## Exercise
Return the records that follow, matching each one exactly.

## Stored data
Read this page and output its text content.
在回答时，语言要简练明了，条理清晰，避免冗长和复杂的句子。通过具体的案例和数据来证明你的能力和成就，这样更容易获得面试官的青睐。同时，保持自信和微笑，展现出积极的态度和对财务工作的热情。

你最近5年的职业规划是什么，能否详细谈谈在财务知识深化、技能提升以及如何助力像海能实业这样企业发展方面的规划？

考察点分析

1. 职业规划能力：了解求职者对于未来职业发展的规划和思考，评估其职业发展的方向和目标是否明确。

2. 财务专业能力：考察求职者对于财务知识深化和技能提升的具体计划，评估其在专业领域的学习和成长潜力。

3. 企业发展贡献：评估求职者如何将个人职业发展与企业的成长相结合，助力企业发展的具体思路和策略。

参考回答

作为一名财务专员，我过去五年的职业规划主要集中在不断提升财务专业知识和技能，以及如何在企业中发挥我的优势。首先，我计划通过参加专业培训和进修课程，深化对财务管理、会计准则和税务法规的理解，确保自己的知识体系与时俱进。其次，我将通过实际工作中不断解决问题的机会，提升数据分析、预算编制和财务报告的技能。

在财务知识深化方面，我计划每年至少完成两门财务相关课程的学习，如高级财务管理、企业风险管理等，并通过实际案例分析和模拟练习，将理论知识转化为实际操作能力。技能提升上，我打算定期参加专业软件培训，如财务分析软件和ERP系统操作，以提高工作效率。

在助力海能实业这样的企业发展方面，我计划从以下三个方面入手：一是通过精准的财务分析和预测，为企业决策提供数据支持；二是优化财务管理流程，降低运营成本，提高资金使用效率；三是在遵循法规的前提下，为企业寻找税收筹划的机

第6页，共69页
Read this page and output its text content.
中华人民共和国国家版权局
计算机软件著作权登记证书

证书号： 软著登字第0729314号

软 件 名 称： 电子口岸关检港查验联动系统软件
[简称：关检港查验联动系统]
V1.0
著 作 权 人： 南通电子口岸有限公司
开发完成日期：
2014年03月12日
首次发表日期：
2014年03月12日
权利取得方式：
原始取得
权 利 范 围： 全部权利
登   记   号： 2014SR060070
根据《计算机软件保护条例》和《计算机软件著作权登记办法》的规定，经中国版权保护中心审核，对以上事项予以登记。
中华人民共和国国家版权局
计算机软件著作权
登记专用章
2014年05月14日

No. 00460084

## Correct result
Read this page and output its text content.
在回答时，语言要简练明了，条理清晰，避免冗长和复杂的句子。通过具体的案例和数据来证明你的能力和成就，这样更容易获得面试官的青睐。同时，保持自信和微笑，展现出积极的态度和对财务工作的热情。

你最近5年的职业规划是什么，能否详细谈谈在财务知识深化、技能提升以及如何助力像海能实业这样企业发展方面的规划？

考察点分析

1. 职业规划能力：了解求职者对于未来职业发展的规划和思考，评估其职业发展的方向和目标是否明确。

2. 财务专业能力：考察求职者对于财务知识深化和技能提升的具体计划，评估其在专业领域的学习和成长潜力。

3. 企业发展贡献：评估求职者如何将个人职业发展与企业的成长相结合，助力企业发展的具体思路和策略。

参考回答

作为一名财务专员，我过去五年的职业规划主要集中在不断提升财务专业知识和技能，以及如何在企业中发挥我的优势。首先，我计划通过参加专业培训和进修课程，深化对财务管理、会计准则和税务法规的理解，确保自己的知识体系与时俱进。其次，我将通过实际工作中不断解决问题的机会，提升数据分析、预算编制和财务报告的技能。

在财务知识深化方面，我计划每年至少完成两门财务相关课程的学习，如高级财务管理、企业风险管理等，并通过实际案例分析和模拟练习，将理论知识转化为实际操作能力。技能提升上，我打算定期参加专业软件培训，如财务分析软件和ERP系统操作，以提高工作效率。

在助力海能实业这样的企业发展方面，我计划从以下三个方面入手：一是通过精准的财务分析和预测，为企业决策提供数据支持；二是优化财务管理流程，降低运营成本，提高资金使用效率；三是在遵循法规的前提下，为企业寻找税收筹划的机

第6页，共69页
Read this page and output its text content.
中华人民共和国国家版权局
计算机软件著作权登记证书

证书号： 软著登字第0729314号

软 件 名 称： 电子口岸关检港查验联动系统软件
[简称：关检港查验联动系统]
V1.0
著 作 权 人： 南通电子口岸有限公司
开发完成日期：
2014年03月12日
首次发表日期：
2014年03月12日
权利取得方式：
原始取得
权 利 范 围： 全部权利
登   记   号： 2014SR060070
根据《计算机软件保护条例》和《计算机软件著作权登记办法》的规定，经中国版权保护中心审核，对以上事项予以登记。
中华人民共和国国家版权局
计算机软件著作权
登记专用章
2014年05月14日

No. 00460084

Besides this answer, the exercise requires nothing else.